Give only the number of lines below that contain the word "định".

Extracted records

____________________

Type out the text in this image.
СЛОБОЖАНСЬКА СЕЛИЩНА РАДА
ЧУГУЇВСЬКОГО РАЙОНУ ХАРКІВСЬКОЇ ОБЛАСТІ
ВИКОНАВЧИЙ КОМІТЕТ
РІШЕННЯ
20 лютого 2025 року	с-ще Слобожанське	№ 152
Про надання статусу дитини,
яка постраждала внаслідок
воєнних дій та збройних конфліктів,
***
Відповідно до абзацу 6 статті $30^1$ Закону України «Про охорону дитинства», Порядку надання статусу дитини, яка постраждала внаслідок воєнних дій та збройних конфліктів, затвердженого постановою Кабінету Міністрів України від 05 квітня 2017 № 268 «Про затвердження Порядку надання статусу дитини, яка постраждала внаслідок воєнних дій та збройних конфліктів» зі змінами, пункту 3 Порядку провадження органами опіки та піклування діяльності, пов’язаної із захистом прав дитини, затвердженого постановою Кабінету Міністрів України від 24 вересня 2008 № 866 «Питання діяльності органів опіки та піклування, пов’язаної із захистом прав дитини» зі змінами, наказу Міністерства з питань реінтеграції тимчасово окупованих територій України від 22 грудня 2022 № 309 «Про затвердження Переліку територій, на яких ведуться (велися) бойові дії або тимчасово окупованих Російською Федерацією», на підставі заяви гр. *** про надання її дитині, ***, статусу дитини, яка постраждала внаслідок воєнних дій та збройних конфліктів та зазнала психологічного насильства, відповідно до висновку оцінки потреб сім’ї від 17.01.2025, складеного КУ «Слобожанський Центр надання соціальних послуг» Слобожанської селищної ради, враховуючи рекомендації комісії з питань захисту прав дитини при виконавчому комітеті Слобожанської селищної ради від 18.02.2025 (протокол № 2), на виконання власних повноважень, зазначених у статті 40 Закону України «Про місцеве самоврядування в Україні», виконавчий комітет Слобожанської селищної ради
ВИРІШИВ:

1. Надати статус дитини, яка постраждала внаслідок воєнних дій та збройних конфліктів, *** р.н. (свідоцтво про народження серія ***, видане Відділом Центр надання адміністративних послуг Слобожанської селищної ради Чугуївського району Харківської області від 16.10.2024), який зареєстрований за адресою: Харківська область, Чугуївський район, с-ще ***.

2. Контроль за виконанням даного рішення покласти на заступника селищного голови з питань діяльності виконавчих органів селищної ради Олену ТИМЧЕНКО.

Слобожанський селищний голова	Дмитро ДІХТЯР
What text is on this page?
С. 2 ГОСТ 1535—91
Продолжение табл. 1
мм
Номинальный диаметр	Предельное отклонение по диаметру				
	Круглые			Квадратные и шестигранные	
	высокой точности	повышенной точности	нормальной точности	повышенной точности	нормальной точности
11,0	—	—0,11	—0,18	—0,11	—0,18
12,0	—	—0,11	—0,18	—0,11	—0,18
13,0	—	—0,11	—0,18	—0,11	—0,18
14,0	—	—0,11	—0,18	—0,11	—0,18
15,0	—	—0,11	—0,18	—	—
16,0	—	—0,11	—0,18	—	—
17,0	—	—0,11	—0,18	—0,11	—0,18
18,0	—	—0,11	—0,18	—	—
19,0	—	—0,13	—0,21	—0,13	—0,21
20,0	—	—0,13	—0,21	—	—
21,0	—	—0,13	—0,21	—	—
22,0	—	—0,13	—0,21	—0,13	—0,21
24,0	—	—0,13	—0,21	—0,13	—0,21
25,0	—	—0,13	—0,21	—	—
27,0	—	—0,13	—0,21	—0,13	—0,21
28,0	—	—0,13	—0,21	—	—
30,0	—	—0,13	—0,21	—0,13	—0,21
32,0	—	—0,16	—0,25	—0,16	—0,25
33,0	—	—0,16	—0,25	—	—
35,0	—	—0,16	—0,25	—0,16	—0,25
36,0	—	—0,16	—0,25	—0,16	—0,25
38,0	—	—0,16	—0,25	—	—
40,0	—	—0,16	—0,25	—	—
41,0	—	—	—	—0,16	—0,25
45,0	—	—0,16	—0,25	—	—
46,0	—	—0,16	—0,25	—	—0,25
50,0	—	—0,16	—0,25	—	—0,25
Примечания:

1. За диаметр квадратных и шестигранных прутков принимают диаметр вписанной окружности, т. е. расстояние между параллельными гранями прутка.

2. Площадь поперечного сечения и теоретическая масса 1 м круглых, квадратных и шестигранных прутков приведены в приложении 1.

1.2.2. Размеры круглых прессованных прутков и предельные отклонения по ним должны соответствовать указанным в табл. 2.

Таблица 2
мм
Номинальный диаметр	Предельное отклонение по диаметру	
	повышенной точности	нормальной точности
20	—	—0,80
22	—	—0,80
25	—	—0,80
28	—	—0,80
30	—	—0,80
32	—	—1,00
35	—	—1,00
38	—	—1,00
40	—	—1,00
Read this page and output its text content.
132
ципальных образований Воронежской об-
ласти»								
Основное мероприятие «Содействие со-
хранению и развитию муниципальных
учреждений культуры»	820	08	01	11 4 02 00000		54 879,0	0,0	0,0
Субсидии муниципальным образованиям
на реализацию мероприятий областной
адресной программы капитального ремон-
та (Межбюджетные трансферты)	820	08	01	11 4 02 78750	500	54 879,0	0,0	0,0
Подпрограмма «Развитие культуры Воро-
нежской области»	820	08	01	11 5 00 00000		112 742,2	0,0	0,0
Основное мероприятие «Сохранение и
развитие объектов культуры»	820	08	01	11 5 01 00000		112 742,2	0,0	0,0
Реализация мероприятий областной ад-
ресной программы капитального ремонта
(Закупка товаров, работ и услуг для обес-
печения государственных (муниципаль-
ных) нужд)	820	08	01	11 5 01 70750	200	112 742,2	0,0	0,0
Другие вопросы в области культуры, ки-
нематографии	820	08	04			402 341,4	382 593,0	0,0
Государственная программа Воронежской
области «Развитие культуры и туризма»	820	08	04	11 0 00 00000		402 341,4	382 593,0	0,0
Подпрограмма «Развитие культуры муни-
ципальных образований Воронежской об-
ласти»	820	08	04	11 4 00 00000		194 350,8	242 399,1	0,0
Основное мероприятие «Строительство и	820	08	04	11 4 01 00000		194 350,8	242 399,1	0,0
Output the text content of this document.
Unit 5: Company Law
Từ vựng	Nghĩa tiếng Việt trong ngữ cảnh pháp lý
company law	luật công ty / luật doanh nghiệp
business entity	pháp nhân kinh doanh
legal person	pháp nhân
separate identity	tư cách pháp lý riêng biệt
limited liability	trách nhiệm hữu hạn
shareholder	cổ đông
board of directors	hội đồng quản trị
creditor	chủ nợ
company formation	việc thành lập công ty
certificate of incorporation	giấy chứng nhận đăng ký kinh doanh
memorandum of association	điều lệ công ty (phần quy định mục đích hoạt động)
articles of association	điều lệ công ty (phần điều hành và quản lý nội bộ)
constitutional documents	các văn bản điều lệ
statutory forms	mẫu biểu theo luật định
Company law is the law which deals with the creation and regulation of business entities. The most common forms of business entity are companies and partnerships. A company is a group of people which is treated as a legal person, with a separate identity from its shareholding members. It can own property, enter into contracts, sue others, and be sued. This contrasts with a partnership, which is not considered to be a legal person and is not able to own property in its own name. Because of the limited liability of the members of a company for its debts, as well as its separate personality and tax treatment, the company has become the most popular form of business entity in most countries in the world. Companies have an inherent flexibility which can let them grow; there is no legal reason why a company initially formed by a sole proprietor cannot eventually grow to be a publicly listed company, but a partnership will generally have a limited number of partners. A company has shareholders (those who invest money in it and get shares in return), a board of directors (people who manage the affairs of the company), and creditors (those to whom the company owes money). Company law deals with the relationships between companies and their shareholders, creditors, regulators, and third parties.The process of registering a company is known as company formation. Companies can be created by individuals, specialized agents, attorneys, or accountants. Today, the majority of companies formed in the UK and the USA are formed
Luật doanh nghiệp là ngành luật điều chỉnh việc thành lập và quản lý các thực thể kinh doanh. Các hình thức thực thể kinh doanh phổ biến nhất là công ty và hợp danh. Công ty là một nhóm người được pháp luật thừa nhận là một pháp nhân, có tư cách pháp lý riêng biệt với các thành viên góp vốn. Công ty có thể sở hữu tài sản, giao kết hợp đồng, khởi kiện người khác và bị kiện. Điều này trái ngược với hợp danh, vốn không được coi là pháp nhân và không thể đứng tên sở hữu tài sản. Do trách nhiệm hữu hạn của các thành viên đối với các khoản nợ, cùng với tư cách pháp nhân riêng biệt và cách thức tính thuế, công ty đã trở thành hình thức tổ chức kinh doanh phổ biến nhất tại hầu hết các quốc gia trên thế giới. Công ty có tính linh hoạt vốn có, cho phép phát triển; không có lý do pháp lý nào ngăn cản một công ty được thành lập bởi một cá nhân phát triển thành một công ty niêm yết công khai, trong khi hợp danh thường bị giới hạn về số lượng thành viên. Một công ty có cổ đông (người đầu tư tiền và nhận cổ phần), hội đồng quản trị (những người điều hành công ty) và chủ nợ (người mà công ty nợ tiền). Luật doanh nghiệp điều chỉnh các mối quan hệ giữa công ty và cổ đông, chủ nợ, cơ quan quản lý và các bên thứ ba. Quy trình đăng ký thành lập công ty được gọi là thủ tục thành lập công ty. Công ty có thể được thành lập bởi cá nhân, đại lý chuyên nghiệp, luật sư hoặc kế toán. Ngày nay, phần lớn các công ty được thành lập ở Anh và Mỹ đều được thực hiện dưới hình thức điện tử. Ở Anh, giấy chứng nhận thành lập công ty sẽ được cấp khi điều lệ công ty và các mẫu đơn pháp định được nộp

____________________

[Reply to the exercise]:
3